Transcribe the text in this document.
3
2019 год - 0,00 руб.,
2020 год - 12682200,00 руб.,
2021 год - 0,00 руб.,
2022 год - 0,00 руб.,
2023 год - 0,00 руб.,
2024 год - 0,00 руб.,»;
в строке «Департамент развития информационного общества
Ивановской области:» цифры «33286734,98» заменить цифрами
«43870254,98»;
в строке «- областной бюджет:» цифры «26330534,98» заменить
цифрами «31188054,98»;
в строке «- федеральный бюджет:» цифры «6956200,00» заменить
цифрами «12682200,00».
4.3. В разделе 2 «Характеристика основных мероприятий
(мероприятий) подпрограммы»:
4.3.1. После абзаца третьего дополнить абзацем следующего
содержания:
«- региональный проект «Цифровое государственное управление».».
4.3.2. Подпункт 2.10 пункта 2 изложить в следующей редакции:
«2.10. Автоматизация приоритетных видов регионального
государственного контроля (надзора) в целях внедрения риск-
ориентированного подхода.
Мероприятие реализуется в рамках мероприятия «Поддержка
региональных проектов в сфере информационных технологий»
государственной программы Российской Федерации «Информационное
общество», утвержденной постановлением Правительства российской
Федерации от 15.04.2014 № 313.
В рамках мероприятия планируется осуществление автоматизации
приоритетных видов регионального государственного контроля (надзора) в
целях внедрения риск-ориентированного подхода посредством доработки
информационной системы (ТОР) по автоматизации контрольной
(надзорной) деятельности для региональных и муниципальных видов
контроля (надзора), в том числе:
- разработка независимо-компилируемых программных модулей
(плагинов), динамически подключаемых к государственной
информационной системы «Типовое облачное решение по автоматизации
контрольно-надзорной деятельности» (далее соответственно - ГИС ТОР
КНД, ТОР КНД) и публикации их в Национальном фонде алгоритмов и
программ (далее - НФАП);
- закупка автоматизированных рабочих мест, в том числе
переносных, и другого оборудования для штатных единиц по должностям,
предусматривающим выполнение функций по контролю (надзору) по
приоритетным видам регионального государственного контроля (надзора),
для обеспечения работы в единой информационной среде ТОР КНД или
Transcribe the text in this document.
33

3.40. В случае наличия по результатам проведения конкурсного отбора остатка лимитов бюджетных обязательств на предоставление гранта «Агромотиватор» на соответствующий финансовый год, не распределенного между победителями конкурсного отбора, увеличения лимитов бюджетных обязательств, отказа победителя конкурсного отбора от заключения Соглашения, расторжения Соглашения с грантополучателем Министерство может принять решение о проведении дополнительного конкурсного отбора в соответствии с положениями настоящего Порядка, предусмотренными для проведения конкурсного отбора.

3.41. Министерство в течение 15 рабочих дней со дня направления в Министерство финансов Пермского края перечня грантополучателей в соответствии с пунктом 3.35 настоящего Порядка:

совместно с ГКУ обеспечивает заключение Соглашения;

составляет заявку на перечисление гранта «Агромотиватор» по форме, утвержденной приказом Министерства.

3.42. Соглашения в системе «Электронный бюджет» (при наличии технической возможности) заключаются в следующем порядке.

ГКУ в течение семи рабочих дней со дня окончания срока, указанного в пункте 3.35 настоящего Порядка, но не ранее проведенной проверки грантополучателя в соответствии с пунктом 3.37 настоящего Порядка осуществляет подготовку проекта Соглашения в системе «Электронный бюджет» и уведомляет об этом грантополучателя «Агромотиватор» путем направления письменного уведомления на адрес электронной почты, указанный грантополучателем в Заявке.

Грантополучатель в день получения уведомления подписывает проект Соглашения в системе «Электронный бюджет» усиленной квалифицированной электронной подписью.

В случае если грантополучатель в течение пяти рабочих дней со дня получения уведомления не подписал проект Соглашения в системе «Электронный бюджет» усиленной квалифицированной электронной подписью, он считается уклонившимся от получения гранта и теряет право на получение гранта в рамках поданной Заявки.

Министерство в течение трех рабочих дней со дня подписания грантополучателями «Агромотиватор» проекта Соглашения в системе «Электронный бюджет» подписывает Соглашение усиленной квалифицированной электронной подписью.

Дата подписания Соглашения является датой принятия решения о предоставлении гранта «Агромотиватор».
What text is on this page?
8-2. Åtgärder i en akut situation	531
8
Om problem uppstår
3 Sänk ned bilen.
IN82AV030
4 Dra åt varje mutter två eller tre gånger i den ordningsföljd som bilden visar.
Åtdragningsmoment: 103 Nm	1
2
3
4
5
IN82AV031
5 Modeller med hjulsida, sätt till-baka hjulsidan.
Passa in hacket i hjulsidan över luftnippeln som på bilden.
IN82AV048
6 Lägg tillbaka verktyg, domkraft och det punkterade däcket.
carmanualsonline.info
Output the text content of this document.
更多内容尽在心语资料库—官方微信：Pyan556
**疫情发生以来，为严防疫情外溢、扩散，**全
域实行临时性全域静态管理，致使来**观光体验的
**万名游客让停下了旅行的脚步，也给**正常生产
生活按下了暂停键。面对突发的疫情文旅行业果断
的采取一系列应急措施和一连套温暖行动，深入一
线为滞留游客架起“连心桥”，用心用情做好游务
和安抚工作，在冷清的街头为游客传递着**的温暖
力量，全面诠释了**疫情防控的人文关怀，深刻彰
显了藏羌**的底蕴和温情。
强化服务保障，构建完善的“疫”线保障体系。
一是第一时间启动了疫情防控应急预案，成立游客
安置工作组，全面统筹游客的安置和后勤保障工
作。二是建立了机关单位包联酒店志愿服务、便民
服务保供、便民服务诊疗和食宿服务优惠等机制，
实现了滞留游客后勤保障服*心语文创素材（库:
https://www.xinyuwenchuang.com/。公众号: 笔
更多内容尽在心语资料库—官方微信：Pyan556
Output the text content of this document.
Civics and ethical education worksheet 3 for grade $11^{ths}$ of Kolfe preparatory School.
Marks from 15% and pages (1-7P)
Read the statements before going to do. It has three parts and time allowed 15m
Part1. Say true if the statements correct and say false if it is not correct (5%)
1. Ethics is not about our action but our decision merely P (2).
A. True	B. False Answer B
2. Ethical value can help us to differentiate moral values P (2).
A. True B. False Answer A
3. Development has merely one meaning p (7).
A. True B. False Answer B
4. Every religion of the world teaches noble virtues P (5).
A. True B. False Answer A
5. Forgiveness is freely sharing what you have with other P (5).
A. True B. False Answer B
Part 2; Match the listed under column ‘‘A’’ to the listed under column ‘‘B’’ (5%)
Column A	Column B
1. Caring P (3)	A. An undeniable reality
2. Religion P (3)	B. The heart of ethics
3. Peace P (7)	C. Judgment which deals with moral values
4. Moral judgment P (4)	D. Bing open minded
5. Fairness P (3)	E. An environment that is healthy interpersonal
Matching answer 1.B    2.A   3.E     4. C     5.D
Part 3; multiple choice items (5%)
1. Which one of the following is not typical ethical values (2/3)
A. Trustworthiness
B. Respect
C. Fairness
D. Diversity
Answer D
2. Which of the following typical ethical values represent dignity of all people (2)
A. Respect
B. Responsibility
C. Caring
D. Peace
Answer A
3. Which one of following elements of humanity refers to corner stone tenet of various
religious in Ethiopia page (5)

- Problem details
Output the entries exactly.

- Result below
Transcribe the text in this document.
3
2019 год - 0,00 руб.,
2020 год - 12682200,00 руб.,
2021 год - 0,00 руб.,
2022 год - 0,00 руб.,
2023 год - 0,00 руб.,
2024 год - 0,00 руб.,»;
в строке «Департамент развития информационного общества
Ивановской области:» цифры «33286734,98» заменить цифрами
«43870254,98»;
в строке «- областной бюджет:» цифры «26330534,98» заменить
цифрами «31188054,98»;
в строке «- федеральный бюджет:» цифры «6956200,00» заменить
цифрами «12682200,00».
4.3. В разделе 2 «Характеристика основных мероприятий
(мероприятий) подпрограммы»:
4.3.1. После абзаца третьего дополнить абзацем следующего
содержания:
«- региональный проект «Цифровое государственное управление».».
4.3.2. Подпункт 2.10 пункта 2 изложить в следующей редакции:
«2.10. Автоматизация приоритетных видов регионального
государственного контроля (надзора) в целях внедрения риск-
ориентированного подхода.
Мероприятие реализуется в рамках мероприятия «Поддержка
региональных проектов в сфере информационных технологий»
государственной программы Российской Федерации «Информационное
общество», утвержденной постановлением Правительства российской
Федерации от 15.04.2014 № 313.
В рамках мероприятия планируется осуществление автоматизации
приоритетных видов регионального государственного контроля (надзора) в
целях внедрения риск-ориентированного подхода посредством доработки
информационной системы (ТОР) по автоматизации контрольной
(надзорной) деятельности для региональных и муниципальных видов
контроля (надзора), в том числе:
- разработка независимо-компилируемых программных модулей
(плагинов), динамически подключаемых к государственной
информационной системы «Типовое облачное решение по автоматизации
контрольно-надзорной деятельности» (далее соответственно - ГИС ТОР
КНД, ТОР КНД) и публикации их в Национальном фонде алгоритмов и
программ (далее - НФАП);
- закупка автоматизированных рабочих мест, в том числе
переносных, и другого оборудования для штатных единиц по должностям,
предусматривающим выполнение функций по контролю (надзору) по
приоритетным видам регионального государственного контроля (надзора),
для обеспечения работы в единой информационной среде ТОР КНД или
Transcribe the text in this document.
33

3.40. В случае наличия по результатам проведения конкурсного отбора остатка лимитов бюджетных обязательств на предоставление гранта «Агромотиватор» на соответствующий финансовый год, не распределенного между победителями конкурсного отбора, увеличения лимитов бюджетных обязательств, отказа победителя конкурсного отбора от заключения Соглашения, расторжения Соглашения с грантополучателем Министерство может принять решение о проведении дополнительного конкурсного отбора в соответствии с положениями настоящего Порядка, предусмотренными для проведения конкурсного отбора.

3.41. Министерство в течение 15 рабочих дней со дня направления в Министерство финансов Пермского края перечня грантополучателей в соответствии с пунктом 3.35 настоящего Порядка:

совместно с ГКУ обеспечивает заключение Соглашения;

составляет заявку на перечисление гранта «Агромотиватор» по форме, утвержденной приказом Министерства.

3.42. Соглашения в системе «Электронный бюджет» (при наличии технической возможности) заключаются в следующем порядке.

ГКУ в течение семи рабочих дней со дня окончания срока, указанного в пункте 3.35 настоящего Порядка, но не ранее проведенной проверки грантополучателя в соответствии с пунктом 3.37 настоящего Порядка осуществляет подготовку проекта Соглашения в системе «Электронный бюджет» и уведомляет об этом грантополучателя «Агромотиватор» путем направления письменного уведомления на адрес электронной почты, указанный грантополучателем в Заявке.

Грантополучатель в день получения уведомления подписывает проект Соглашения в системе «Электронный бюджет» усиленной квалифицированной электронной подписью.

В случае если грантополучатель в течение пяти рабочих дней со дня получения уведомления не подписал проект Соглашения в системе «Электронный бюджет» усиленной квалифицированной электронной подписью, он считается уклонившимся от получения гранта и теряет право на получение гранта в рамках поданной Заявки.

Министерство в течение трех рабочих дней со дня подписания грантополучателями «Агромотиватор» проекта Соглашения в системе «Электронный бюджет» подписывает Соглашение усиленной квалифицированной электронной подписью.

Дата подписания Соглашения является датой принятия решения о предоставлении гранта «Агромотиватор».
What text is on this page?
8-2. Åtgärder i en akut situation	531
8
Om problem uppstår
3 Sänk ned bilen.
IN82AV030
4 Dra åt varje mutter två eller tre gånger i den ordningsföljd som bilden visar.
Åtdragningsmoment: 103 Nm	1
2
3
4
5
IN82AV031
5 Modeller med hjulsida, sätt till-baka hjulsidan.
Passa in hacket i hjulsidan över luftnippeln som på bilden.
IN82AV048
6 Lägg tillbaka verktyg, domkraft och det punkterade däcket.
carmanualsonline.info
Output the text content of this document.
更多内容尽在心语资料库—官方微信：Pyan556
**疫情发生以来，为严防疫情外溢、扩散，**全
域实行临时性全域静态管理，致使来**观光体验的
**万名游客让停下了旅行的脚步，也给**正常生产
生活按下了暂停键。面对突发的疫情文旅行业果断
的采取一系列应急措施和一连套温暖行动，深入一
线为滞留游客架起“连心桥”，用心用情做好游务
和安抚工作，在冷清的街头为游客传递着**的温暖
力量，全面诠释了**疫情防控的人文关怀，深刻彰
显了藏羌**的底蕴和温情。
强化服务保障，构建完善的“疫”线保障体系。
一是第一时间启动了疫情防控应急预案，成立游客
安置工作组，全面统筹游客的安置和后勤保障工
作。二是建立了机关单位包联酒店志愿服务、便民
服务保供、便民服务诊疗和食宿服务优惠等机制，
实现了滞留游客后勤保障服*心语文创素材（库:
https://www.xinyuwenchuang.com/。公众号: 笔
更多内容尽在心语资料库—官方微信：Pyan556
Output the text content of this document.
Civics and ethical education worksheet 3 for grade $11^{ths}$ of Kolfe preparatory School.
Marks from 15% and pages (1-7P)
Read the statements before going to do. It has three parts and time allowed 15m
Part1. Say true if the statements correct and say false if it is not correct (5%)
1. Ethics is not about our action but our decision merely P (2).
A. True	B. False Answer B
2. Ethical value can help us to differentiate moral values P (2).
A. True B. False Answer A
3. Development has merely one meaning p (7).
A. True B. False Answer B
4. Every religion of the world teaches noble virtues P (5).
A. True B. False Answer A
5. Forgiveness is freely sharing what you have with other P (5).
A. True B. False Answer B
Part 2; Match the listed under column ‘‘A’’ to the listed under column ‘‘B’’ (5%)
Column A	Column B
1. Caring P (3)	A. An undeniable reality
2. Religion P (3)	B. The heart of ethics
3. Peace P (7)	C. Judgment which deals with moral values
4. Moral judgment P (4)	D. Bing open minded
5. Fairness P (3)	E. An environment that is healthy interpersonal
Matching answer 1.B    2.A   3.E     4. C     5.D
Part 3; multiple choice items (5%)
1. Which one of the following is not typical ethical values (2/3)
A. Trustworthiness
B. Respect
C. Fairness
D. Diversity
Answer D
2. Which of the following typical ethical values represent dignity of all people (2)
A. Respect
B. Responsibility
C. Caring
D. Peace
Answer A
3. Which one of following elements of humanity refers to corner stone tenet of various
religious in Ethiopia page (5)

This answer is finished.